**Dataset extract**
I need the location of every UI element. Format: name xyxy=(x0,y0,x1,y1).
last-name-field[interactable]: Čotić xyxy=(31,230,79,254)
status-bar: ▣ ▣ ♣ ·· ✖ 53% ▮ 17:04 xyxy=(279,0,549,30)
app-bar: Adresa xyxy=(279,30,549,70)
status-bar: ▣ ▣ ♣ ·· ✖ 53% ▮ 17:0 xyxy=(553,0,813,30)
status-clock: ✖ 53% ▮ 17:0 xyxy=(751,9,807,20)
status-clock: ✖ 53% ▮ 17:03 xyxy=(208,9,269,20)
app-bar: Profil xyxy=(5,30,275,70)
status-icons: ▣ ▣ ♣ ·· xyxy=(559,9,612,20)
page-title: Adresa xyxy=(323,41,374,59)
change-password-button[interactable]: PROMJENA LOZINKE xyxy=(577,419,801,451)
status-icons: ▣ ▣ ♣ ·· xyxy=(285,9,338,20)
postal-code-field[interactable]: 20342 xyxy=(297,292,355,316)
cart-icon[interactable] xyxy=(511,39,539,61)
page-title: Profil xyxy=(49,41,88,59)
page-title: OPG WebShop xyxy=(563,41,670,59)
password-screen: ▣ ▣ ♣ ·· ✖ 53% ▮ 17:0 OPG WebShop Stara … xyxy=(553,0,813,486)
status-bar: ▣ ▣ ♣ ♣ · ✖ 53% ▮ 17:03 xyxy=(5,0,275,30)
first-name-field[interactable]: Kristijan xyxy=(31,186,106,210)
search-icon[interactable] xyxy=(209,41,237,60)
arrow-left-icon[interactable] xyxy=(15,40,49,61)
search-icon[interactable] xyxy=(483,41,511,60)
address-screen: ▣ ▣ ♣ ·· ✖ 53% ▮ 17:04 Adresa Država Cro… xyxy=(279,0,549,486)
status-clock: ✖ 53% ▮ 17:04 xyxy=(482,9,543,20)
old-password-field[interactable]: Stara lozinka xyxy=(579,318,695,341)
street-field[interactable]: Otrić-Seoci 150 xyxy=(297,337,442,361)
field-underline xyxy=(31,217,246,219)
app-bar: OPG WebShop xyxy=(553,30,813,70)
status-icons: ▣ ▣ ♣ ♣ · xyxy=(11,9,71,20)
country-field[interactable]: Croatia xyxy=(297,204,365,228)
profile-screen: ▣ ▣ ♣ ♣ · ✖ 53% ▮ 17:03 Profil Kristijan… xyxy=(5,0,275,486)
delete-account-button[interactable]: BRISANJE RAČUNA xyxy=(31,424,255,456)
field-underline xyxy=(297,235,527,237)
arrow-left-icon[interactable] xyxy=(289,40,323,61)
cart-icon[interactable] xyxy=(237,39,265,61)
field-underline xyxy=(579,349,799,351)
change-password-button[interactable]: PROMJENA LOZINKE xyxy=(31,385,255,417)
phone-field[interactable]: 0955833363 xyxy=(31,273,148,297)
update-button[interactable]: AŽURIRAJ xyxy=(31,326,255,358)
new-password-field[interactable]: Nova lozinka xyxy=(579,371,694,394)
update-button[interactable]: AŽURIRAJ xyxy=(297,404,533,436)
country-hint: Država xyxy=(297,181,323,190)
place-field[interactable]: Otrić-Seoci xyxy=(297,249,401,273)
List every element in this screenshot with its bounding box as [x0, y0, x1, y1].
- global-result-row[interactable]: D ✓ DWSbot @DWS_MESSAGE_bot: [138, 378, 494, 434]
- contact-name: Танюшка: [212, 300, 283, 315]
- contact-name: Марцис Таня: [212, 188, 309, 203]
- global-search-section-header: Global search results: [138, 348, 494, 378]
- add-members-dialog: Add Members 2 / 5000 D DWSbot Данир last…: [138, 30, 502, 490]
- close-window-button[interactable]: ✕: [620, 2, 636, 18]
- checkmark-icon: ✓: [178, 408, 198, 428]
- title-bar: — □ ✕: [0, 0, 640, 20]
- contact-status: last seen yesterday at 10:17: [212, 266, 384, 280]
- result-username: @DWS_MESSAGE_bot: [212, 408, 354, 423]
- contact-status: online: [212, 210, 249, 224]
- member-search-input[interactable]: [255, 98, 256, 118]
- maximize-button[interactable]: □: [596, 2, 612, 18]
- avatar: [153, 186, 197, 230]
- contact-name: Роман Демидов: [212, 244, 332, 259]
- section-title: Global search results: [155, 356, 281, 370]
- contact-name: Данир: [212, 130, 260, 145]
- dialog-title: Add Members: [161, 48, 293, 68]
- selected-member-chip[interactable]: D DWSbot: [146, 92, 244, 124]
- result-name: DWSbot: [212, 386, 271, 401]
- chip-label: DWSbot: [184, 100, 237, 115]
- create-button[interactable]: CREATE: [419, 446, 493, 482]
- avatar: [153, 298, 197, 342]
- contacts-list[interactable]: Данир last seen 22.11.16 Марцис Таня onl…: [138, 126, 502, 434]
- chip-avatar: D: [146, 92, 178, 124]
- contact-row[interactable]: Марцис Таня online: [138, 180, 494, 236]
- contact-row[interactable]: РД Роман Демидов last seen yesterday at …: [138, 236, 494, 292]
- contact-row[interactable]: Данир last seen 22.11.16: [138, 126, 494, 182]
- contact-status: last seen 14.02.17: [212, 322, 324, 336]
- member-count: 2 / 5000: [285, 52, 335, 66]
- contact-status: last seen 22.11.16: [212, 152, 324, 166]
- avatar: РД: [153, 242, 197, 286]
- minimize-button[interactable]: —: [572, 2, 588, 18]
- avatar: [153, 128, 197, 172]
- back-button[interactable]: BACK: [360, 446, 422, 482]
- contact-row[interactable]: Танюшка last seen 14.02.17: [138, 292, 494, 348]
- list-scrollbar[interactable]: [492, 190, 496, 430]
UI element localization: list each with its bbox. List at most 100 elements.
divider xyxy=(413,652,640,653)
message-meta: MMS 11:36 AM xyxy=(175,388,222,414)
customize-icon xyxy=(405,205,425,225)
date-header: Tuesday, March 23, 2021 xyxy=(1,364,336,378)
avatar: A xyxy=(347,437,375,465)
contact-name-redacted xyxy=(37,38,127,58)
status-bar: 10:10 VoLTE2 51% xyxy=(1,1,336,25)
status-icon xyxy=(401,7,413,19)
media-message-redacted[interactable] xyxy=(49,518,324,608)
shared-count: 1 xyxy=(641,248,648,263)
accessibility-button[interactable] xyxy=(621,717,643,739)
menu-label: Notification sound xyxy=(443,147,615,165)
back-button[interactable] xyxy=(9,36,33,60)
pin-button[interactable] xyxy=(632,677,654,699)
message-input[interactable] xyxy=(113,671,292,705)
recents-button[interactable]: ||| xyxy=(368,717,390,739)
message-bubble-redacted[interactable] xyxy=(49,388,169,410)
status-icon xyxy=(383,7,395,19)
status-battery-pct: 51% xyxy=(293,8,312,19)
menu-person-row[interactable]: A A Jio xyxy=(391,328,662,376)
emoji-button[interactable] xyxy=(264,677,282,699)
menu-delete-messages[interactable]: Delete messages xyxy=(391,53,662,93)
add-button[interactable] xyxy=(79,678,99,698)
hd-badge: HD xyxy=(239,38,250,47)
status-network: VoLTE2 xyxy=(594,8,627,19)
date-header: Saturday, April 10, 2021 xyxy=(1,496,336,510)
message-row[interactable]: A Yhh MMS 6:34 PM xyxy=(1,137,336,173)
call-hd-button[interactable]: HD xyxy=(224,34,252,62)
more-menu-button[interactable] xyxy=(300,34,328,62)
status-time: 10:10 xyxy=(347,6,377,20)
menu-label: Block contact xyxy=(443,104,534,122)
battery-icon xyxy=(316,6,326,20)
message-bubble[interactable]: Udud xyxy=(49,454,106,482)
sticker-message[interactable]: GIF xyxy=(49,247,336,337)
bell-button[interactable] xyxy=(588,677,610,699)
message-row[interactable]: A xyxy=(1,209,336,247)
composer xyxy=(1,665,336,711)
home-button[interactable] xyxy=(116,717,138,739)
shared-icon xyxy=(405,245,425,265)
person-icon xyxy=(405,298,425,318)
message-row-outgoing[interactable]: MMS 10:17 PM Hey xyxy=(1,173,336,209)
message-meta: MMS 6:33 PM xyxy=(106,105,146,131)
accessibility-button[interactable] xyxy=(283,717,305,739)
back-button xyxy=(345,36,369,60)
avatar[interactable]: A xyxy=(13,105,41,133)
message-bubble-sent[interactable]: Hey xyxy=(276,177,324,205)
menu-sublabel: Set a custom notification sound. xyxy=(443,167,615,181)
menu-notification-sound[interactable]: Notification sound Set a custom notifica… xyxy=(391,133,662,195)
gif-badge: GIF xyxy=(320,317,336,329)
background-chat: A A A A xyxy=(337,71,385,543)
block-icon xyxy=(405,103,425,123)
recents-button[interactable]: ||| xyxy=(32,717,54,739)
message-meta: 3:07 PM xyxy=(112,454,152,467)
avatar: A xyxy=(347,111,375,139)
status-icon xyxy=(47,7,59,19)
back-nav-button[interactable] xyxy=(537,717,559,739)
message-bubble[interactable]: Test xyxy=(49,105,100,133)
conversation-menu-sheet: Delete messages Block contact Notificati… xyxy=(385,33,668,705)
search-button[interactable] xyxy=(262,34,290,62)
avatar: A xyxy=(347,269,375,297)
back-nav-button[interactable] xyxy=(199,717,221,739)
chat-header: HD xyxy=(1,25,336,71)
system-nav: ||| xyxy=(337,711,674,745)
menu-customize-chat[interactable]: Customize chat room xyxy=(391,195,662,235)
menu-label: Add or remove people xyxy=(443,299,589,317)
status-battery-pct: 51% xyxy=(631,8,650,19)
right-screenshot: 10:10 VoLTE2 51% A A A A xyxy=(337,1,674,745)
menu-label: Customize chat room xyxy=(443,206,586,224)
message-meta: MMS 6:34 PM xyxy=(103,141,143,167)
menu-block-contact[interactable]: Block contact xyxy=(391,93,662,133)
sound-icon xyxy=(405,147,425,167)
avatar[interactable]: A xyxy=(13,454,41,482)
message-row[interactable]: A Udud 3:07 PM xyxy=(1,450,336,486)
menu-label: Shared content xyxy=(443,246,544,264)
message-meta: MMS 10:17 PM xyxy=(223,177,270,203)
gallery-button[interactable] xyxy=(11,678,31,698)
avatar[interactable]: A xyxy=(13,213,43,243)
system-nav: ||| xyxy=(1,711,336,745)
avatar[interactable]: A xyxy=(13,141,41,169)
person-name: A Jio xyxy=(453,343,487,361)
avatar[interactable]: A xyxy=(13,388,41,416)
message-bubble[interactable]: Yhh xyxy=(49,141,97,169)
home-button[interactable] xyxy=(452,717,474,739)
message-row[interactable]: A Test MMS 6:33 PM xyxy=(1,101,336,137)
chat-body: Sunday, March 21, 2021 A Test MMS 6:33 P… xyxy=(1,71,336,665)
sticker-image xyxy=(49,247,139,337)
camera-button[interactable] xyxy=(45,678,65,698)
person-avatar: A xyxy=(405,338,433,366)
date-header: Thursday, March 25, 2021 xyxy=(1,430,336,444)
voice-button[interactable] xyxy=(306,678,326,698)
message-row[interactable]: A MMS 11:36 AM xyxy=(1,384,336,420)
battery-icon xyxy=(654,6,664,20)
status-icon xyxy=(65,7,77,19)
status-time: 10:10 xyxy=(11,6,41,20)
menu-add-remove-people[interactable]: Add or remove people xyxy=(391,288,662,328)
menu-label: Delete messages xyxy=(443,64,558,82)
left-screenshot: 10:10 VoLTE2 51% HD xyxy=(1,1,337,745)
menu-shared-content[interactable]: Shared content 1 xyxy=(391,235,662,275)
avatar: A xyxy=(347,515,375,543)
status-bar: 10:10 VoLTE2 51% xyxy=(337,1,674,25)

**Exercise description**
Transcribe the rows from the first one through the row containing "app-bar: Adresa xyxy=(279,30,549,70)", keeping every character unchanged.

**Problem solution**
I need the location of every UI element. Format: name xyxy=(x0,y0,x1,y1).
last-name-field[interactable]: Čotić xyxy=(31,230,79,254)
status-bar: ▣ ▣ ♣ ·· ✖ 53% ▮ 17:04 xyxy=(279,0,549,30)
app-bar: Adresa xyxy=(279,30,549,70)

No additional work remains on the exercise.